PROBLEM DETAILS:
Write out every line of the material as it stands, apart from the pictures.

SUPPLIED DATA:
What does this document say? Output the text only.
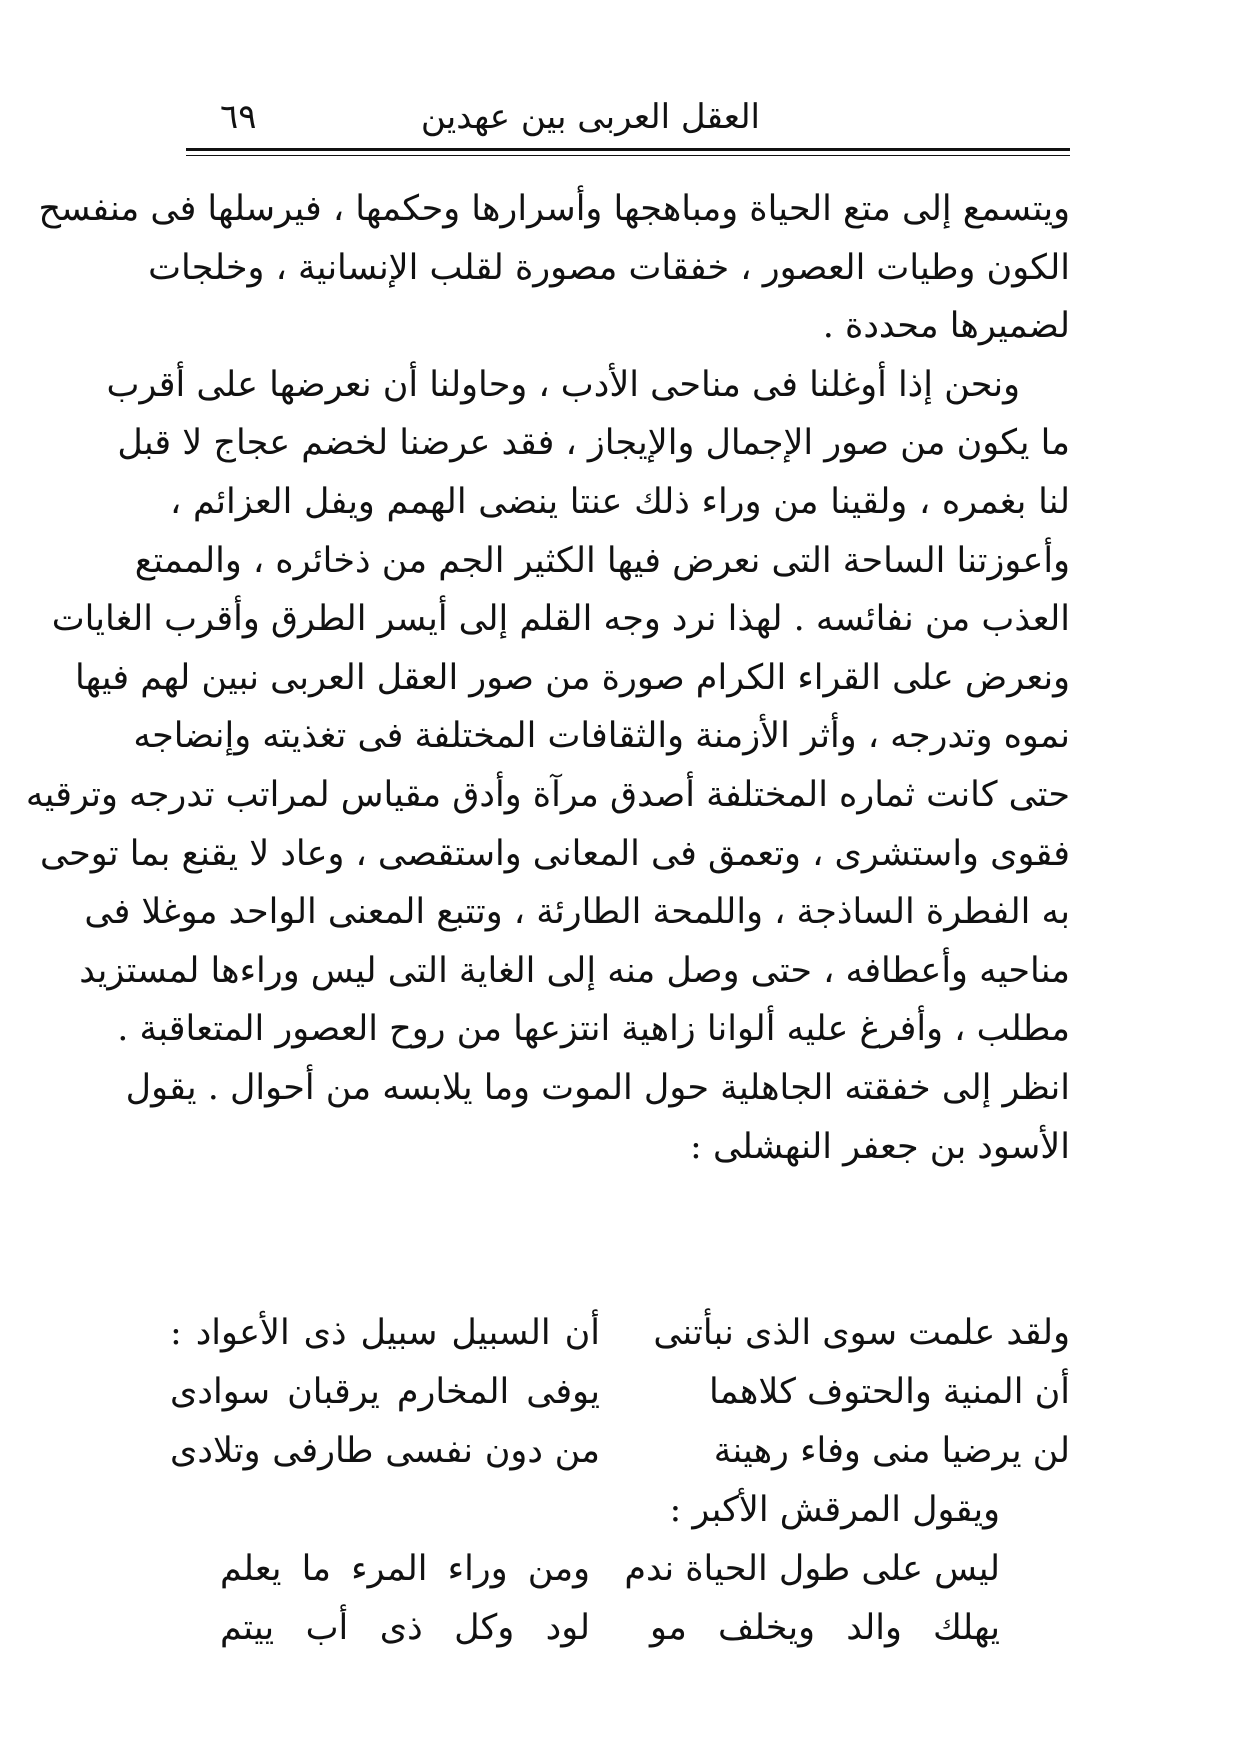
العقل العربى بين عهدين
٦٩
ويتسمع إلى متع الحياة ومباهجها وأسرارها وحكمها ، فيرسلها فى منفسح
الكون وطيات العصور ، خفقات مصورة لقلب الإنسانية ، وخلجات
لضميرها محددة .
ونحن إذا أوغلنا فى مناحى الأدب ، وحاولنا أن نعرضها على أقرب
ما يكون من صور الإجمال والإيجاز ، فقد عرضنا لخضم عجاج لا قبل
لنا بغمره ، ولقينا من وراء ذلك عنتا ينضى الهمم ويفل العزائم ،
وأعوزتنا الساحة التى نعرض فيها الكثير الجم من ذخائره ، والممتع
العذب من نفائسه . لهذا نرد وجه القلم إلى أيسر الطرق وأقرب الغايات
ونعرض على القراء الكرام صورة من صور العقل العربى نبين لهم فيها
نموه وتدرجه ، وأثر الأزمنة والثقافات المختلفة فى تغذيته وإنضاجه
حتى كانت ثماره المختلفة أصدق مرآة وأدق مقياس لمراتب تدرجه وترقيه
فقوى واستشرى ، وتعمق فى المعانى واستقصى ، وعاد لا يقنع بما توحى
به الفطرة الساذجة ، واللمحة الطارئة ، وتتبع المعنى الواحد موغلا فى
مناحيه وأعطافه ، حتى وصل منه إلى الغاية التى ليس وراءها لمستزيد
مطلب ، وأفرغ عليه ألوانا زاهية انتزعها من روح العصور المتعاقبة .
انظر إلى خفقته الجاهلية حول الموت وما يلابسه من أحوال . يقول
الأسود بن جعفر النهشلى :
ولقد علمت سوى الذى نبأتنى
أن السبيل سبيل ذى الأعواد :
أن المنية والحتوف كلاهما
يوفى المخارم يرقبان سوادى
لن يرضيا منى وفاء رهينة
من دون نفسى طارفى وتلادى
ويقول المرقش الأكبر :
ليس على طول الحياة ندم
ومن وراء المرء ما يعلم
يهلك والد ويخلف مو
لود وكل ذى أب ييتم
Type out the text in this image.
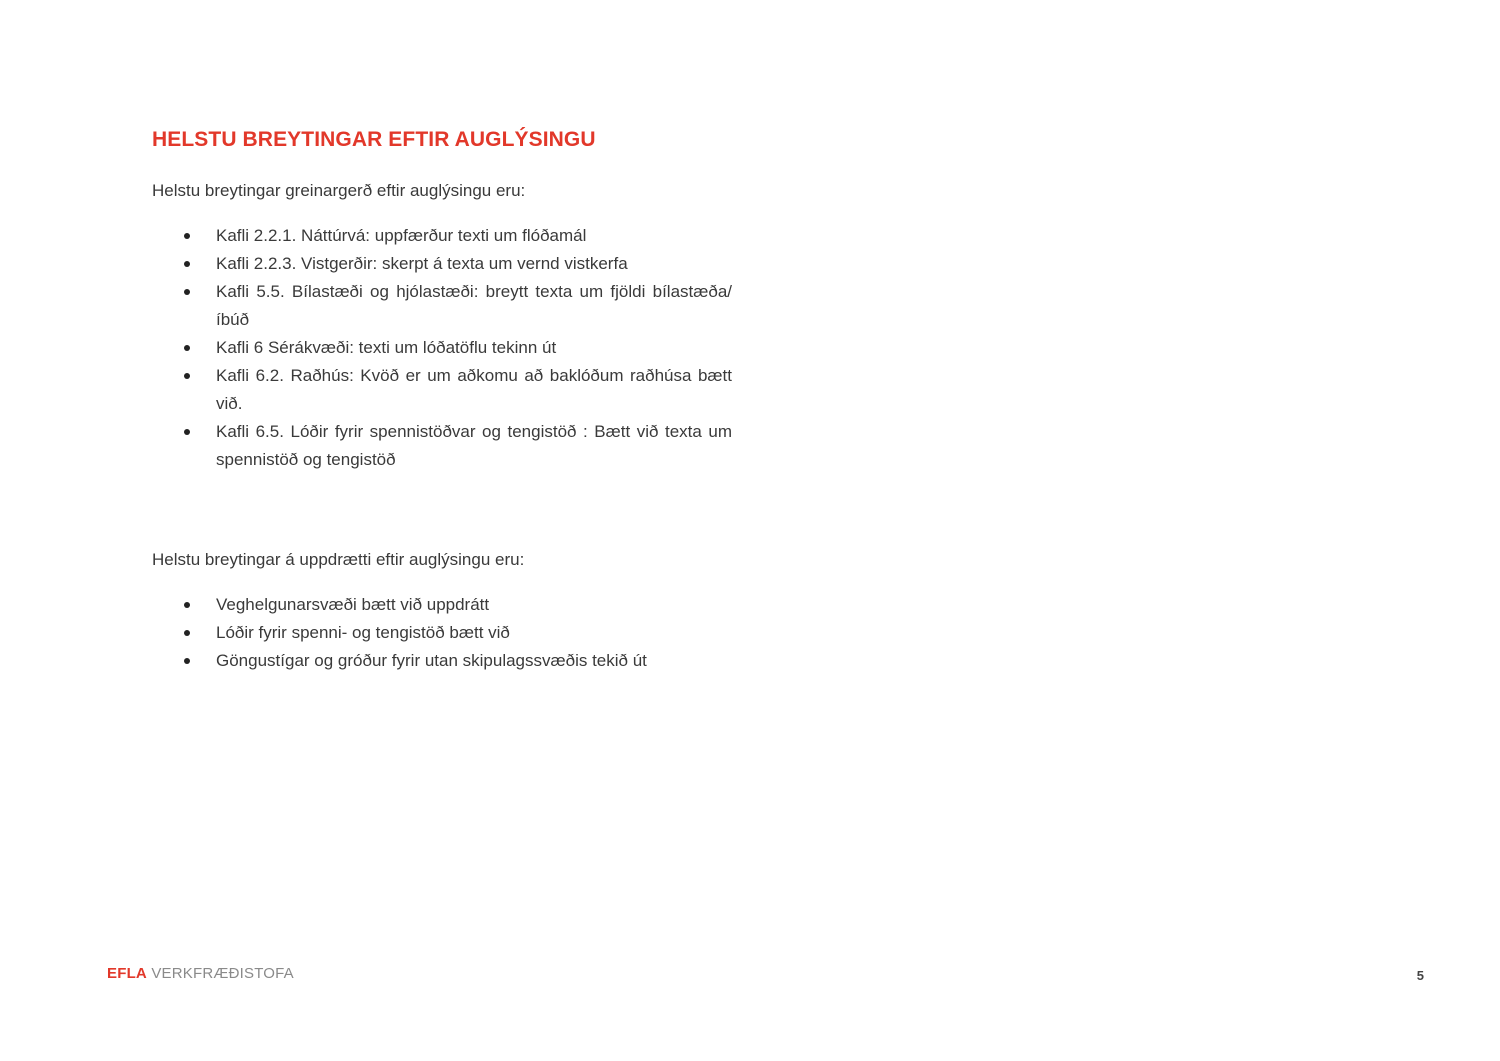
HELSTU BREYTINGAR EFTIR AUGLÝSINGU
Helstu breytingar greinargerð eftir auglýsingu eru:
Kafli 2.2.1. Náttúrvá: uppfærður texti um flóðamál
Kafli 2.2.3. Vistgerðir: skerpt á texta um vernd vistkerfa
Kafli 5.5. Bílastæði og hjólastæði: breytt texta um fjöldi bílastæða/íbúð
Kafli 6 Sérákvæði: texti um lóðatöflu tekinn út
Kafli 6.2. Raðhús: Kvöð er um aðkomu að baklóðum raðhúsa bætt við.
Kafli 6.5. Lóðir fyrir spennistöðvar og tengistöð : Bætt við texta um spennistöð og tengistöð
Helstu breytingar á uppdrætti eftir auglýsingu eru:
Veghelgunarsvæði bætt við uppdrátt
Lóðir fyrir spenni- og tengistöð bætt við
Göngustígar og gróður fyrir utan skipulagssvæðis tekið út
EFLA VERKFRÆÐISTOFA	5
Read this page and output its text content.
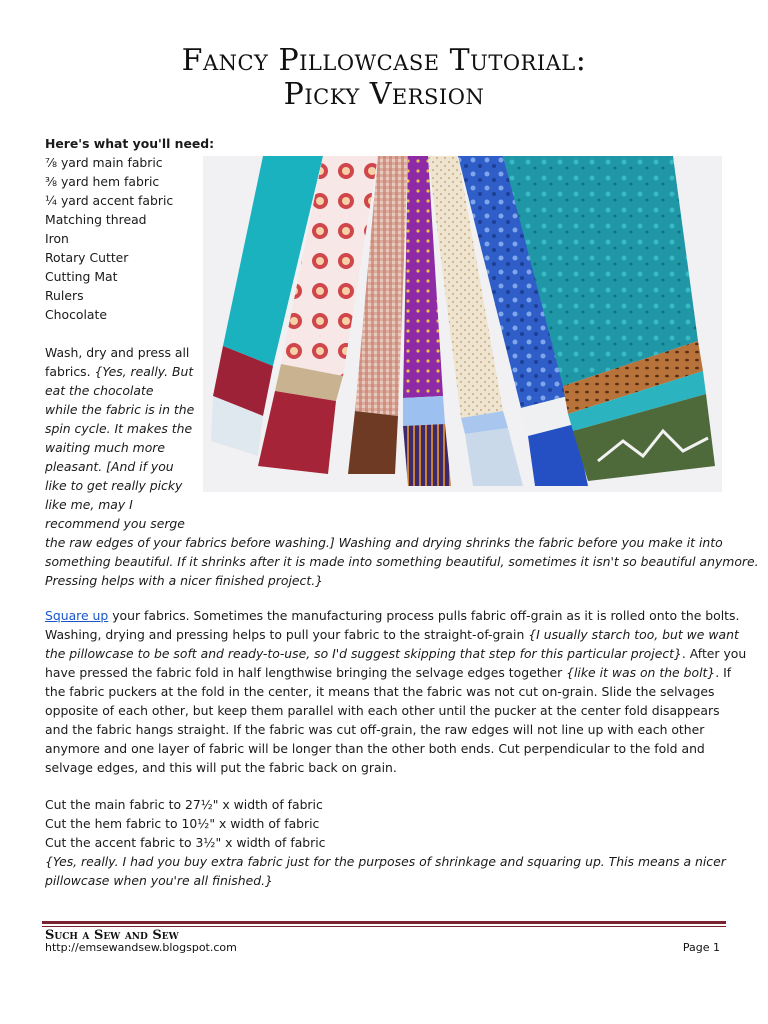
Fancy Pillowcase Tutorial:
Picky Version
Here's what you'll need:
⅞ yard main fabric
⅜ yard hem fabric
¼ yard accent fabric
Matching thread
Iron
Rotary Cutter
Cutting Mat
Rulers
Chocolate
Wash, dry and press all
fabrics. {Yes, really. But
eat the chocolate
while the fabric is in the
spin cycle. It makes the
waiting much more
pleasant. [And if you
like to get really picky
like me, may I
recommend you serge
the raw edges of your fabrics before washing.] Washing and drying shrinks the fabric before you make it into
something beautiful. If it shrinks after it is made into something beautiful, sometimes it isn't so beautiful anymore.
Pressing helps with a nicer finished project.}
Square up your fabrics. Sometimes the manufacturing process pulls fabric off-grain as it is rolled onto the bolts.
Washing, drying and pressing helps to pull your fabric to the straight-of-grain {I usually starch too, but we want
the pillowcase to be soft and ready-to-use, so I'd suggest skipping that step for this particular project}. After you
have pressed the fabric fold in half lengthwise bringing the selvage edges together {like it was on the bolt}. If
the fabric puckers at the fold in the center, it means that the fabric was not cut on-grain. Slide the selvages
opposite of each other, but keep them parallel with each other until the pucker at the center fold disappears
and the fabric hangs straight. If the fabric was cut off-grain, the raw edges will not line up with each other
anymore and one layer of fabric will be longer than the other both ends. Cut perpendicular to the fold and
selvage edges, and this will put the fabric back on grain.
Cut the main fabric to 27½" x width of fabric
Cut the hem fabric to 10½" x width of fabric
Cut the accent fabric to 3½" x width of fabric
{Yes, really. I had you buy extra fabric just for the purposes of shrinkage and squaring up. This means a nicer
pillowcase when you're all finished.}
Such a Sew and Sew
http://emsewandsew.blogspot.com	Page 1
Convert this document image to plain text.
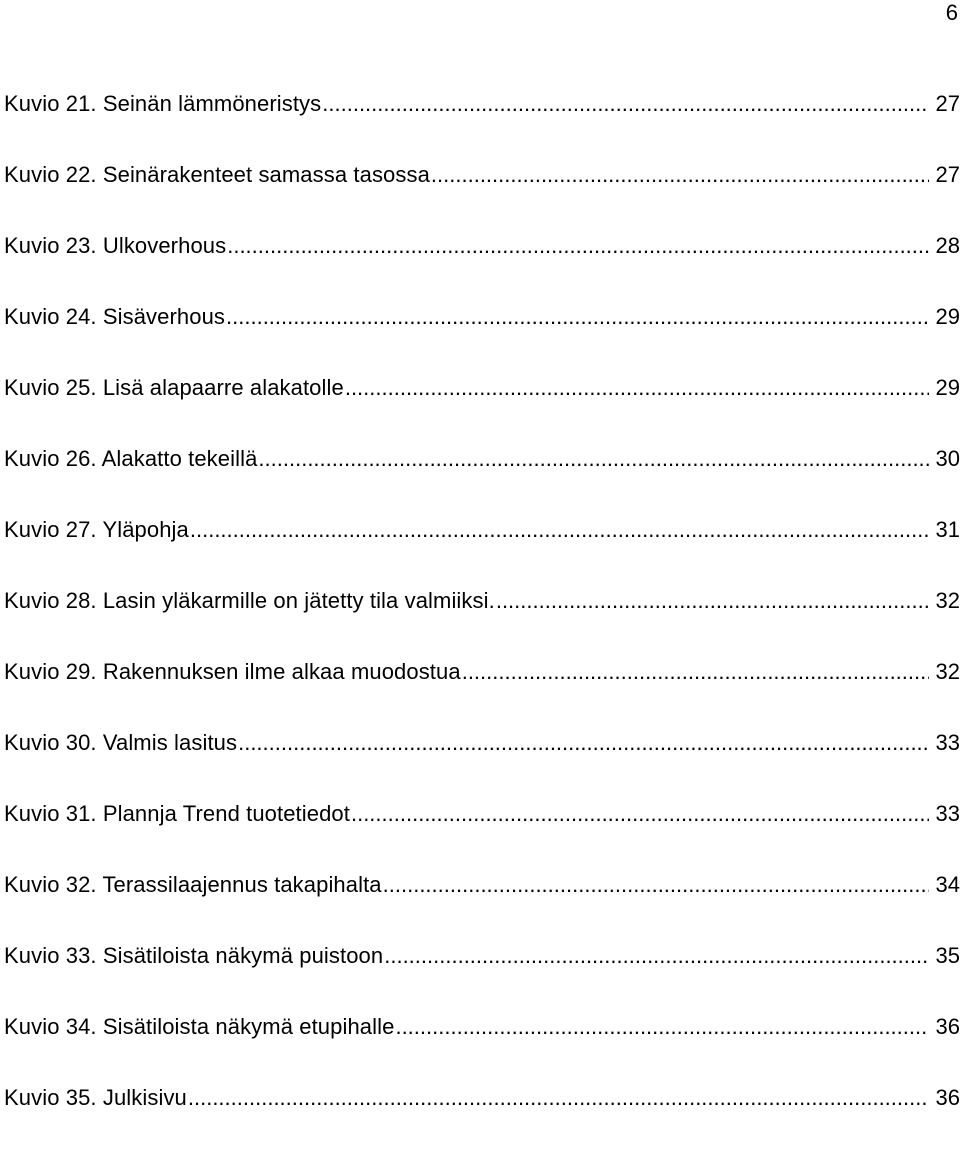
6
Kuvio 21. Seinän lämmöneristys .....	27
Kuvio 22. Seinärakenteet samassa tasossa .....	27
Kuvio 23. Ulkoverhous .....	28
Kuvio 24. Sisäverhous .....	29
Kuvio 25. Lisä alapaarre alakatolle .....	29
Kuvio 26. Alakatto tekeillä .....	30
Kuvio 27. Yläpohja .....	31
Kuvio 28. Lasin yläkarmille on jätetty tila valmiiksi. .....	32
Kuvio 29. Rakennuksen ilme alkaa muodostua .....	32
Kuvio 30. Valmis lasitus .....	33
Kuvio 31. Plannja Trend tuotetiedot .....	33
Kuvio 32. Terassilaajennus takapihalta .....	34
Kuvio 33. Sisätiloista näkymä puistoon .....	35
Kuvio 34. Sisätiloista näkymä etupihalle .....	36
Kuvio 35. Julkisivu .....	36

COMPLETED EXERCISE:
What does this document say? Output the text only.
العقل العربى بين عهدين
٦٩
ويتسمع إلى متع الحياة ومباهجها وأسرارها وحكمها ، فيرسلها فى منفسح
الكون وطيات العصور ، خفقات مصورة لقلب الإنسانية ، وخلجات
لضميرها محددة .
ونحن إذا أوغلنا فى مناحى الأدب ، وحاولنا أن نعرضها على أقرب
ما يكون من صور الإجمال والإيجاز ، فقد عرضنا لخضم عجاج لا قبل
لنا بغمره ، ولقينا من وراء ذلك عنتا ينضى الهمم ويفل العزائم ،
وأعوزتنا الساحة التى نعرض فيها الكثير الجم من ذخائره ، والممتع
العذب من نفائسه . لهذا نرد وجه القلم إلى أيسر الطرق وأقرب الغايات
ونعرض على القراء الكرام صورة من صور العقل العربى نبين لهم فيها
نموه وتدرجه ، وأثر الأزمنة والثقافات المختلفة فى تغذيته وإنضاجه
حتى كانت ثماره المختلفة أصدق مرآة وأدق مقياس لمراتب تدرجه وترقيه
فقوى واستشرى ، وتعمق فى المعانى واستقصى ، وعاد لا يقنع بما توحى
به الفطرة الساذجة ، واللمحة الطارئة ، وتتبع المعنى الواحد موغلا فى
مناحيه وأعطافه ، حتى وصل منه إلى الغاية التى ليس وراءها لمستزيد
مطلب ، وأفرغ عليه ألوانا زاهية انتزعها من روح العصور المتعاقبة .
انظر إلى خفقته الجاهلية حول الموت وما يلابسه من أحوال . يقول
الأسود بن جعفر النهشلى :
ولقد علمت سوى الذى نبأتنى
أن السبيل سبيل ذى الأعواد :
أن المنية والحتوف كلاهما
يوفى المخارم يرقبان سوادى
لن يرضيا منى وفاء رهينة
من دون نفسى طارفى وتلادى
ويقول المرقش الأكبر :
ليس على طول الحياة ندم
ومن وراء المرء ما يعلم
يهلك والد ويخلف مو
لود وكل ذى أب ييتم
Type out the text in this image.
HELSTU BREYTINGAR EFTIR AUGLÝSINGU
Helstu breytingar greinargerð eftir auglýsingu eru:
Kafli 2.2.1. Náttúrvá: uppfærður texti um flóðamál
Kafli 2.2.3. Vistgerðir: skerpt á texta um vernd vistkerfa
Kafli 5.5. Bílastæði og hjólastæði: breytt texta um fjöldi bílastæða/íbúð
Kafli 6 Sérákvæði: texti um lóðatöflu tekinn út
Kafli 6.2. Raðhús: Kvöð er um aðkomu að baklóðum raðhúsa bætt við.
Kafli 6.5. Lóðir fyrir spennistöðvar og tengistöð : Bætt við texta um spennistöð og tengistöð
Helstu breytingar á uppdrætti eftir auglýsingu eru:
Veghelgunarsvæði bætt við uppdrátt
Lóðir fyrir spenni- og tengistöð bætt við
Göngustígar og gróður fyrir utan skipulagssvæðis tekið út
EFLA VERKFRÆÐISTOFA	5
Read this page and output its text content.
Fancy Pillowcase Tutorial:
Picky Version
Here's what you'll need:
⅞ yard main fabric
⅜ yard hem fabric
¼ yard accent fabric
Matching thread
Iron
Rotary Cutter
Cutting Mat
Rulers
Chocolate
Wash, dry and press all
fabrics. {Yes, really. But
eat the chocolate
while the fabric is in the
spin cycle. It makes the
waiting much more
pleasant. [And if you
like to get really picky
like me, may I
recommend you serge
the raw edges of your fabrics before washing.] Washing and drying shrinks the fabric before you make it into
something beautiful. If it shrinks after it is made into something beautiful, sometimes it isn't so beautiful anymore.
Pressing helps with a nicer finished project.}
Square up your fabrics. Sometimes the manufacturing process pulls fabric off-grain as it is rolled onto the bolts.
Washing, drying and pressing helps to pull your fabric to the straight-of-grain {I usually starch too, but we want
the pillowcase to be soft and ready-to-use, so I'd suggest skipping that step for this particular project}. After you
have pressed the fabric fold in half lengthwise bringing the selvage edges together {like it was on the bolt}. If
the fabric puckers at the fold in the center, it means that the fabric was not cut on-grain. Slide the selvages
opposite of each other, but keep them parallel with each other until the pucker at the center fold disappears
and the fabric hangs straight. If the fabric was cut off-grain, the raw edges will not line up with each other
anymore and one layer of fabric will be longer than the other both ends. Cut perpendicular to the fold and
selvage edges, and this will put the fabric back on grain.
Cut the main fabric to 27½" x width of fabric
Cut the hem fabric to 10½" x width of fabric
Cut the accent fabric to 3½" x width of fabric
{Yes, really. I had you buy extra fabric just for the purposes of shrinkage and squaring up. This means a nicer
pillowcase when you're all finished.}
Such a Sew and Sew
http://emsewandsew.blogspot.com	Page 1
Convert this document image to plain text.
6
Kuvio 21. Seinän lämmöneristys .....	27
Kuvio 22. Seinärakenteet samassa tasossa .....	27
Kuvio 23. Ulkoverhous .....	28
Kuvio 24. Sisäverhous .....	29
Kuvio 25. Lisä alapaarre alakatolle .....	29
Kuvio 26. Alakatto tekeillä .....	30
Kuvio 27. Yläpohja .....	31
Kuvio 28. Lasin yläkarmille on jätetty tila valmiiksi. .....	32
Kuvio 29. Rakennuksen ilme alkaa muodostua .....	32
Kuvio 30. Valmis lasitus .....	33
Kuvio 31. Plannja Trend tuotetiedot .....	33
Kuvio 32. Terassilaajennus takapihalta .....	34
Kuvio 33. Sisätiloista näkymä puistoon .....	35
Kuvio 34. Sisätiloista näkymä etupihalle .....	36
Kuvio 35. Julkisivu .....	36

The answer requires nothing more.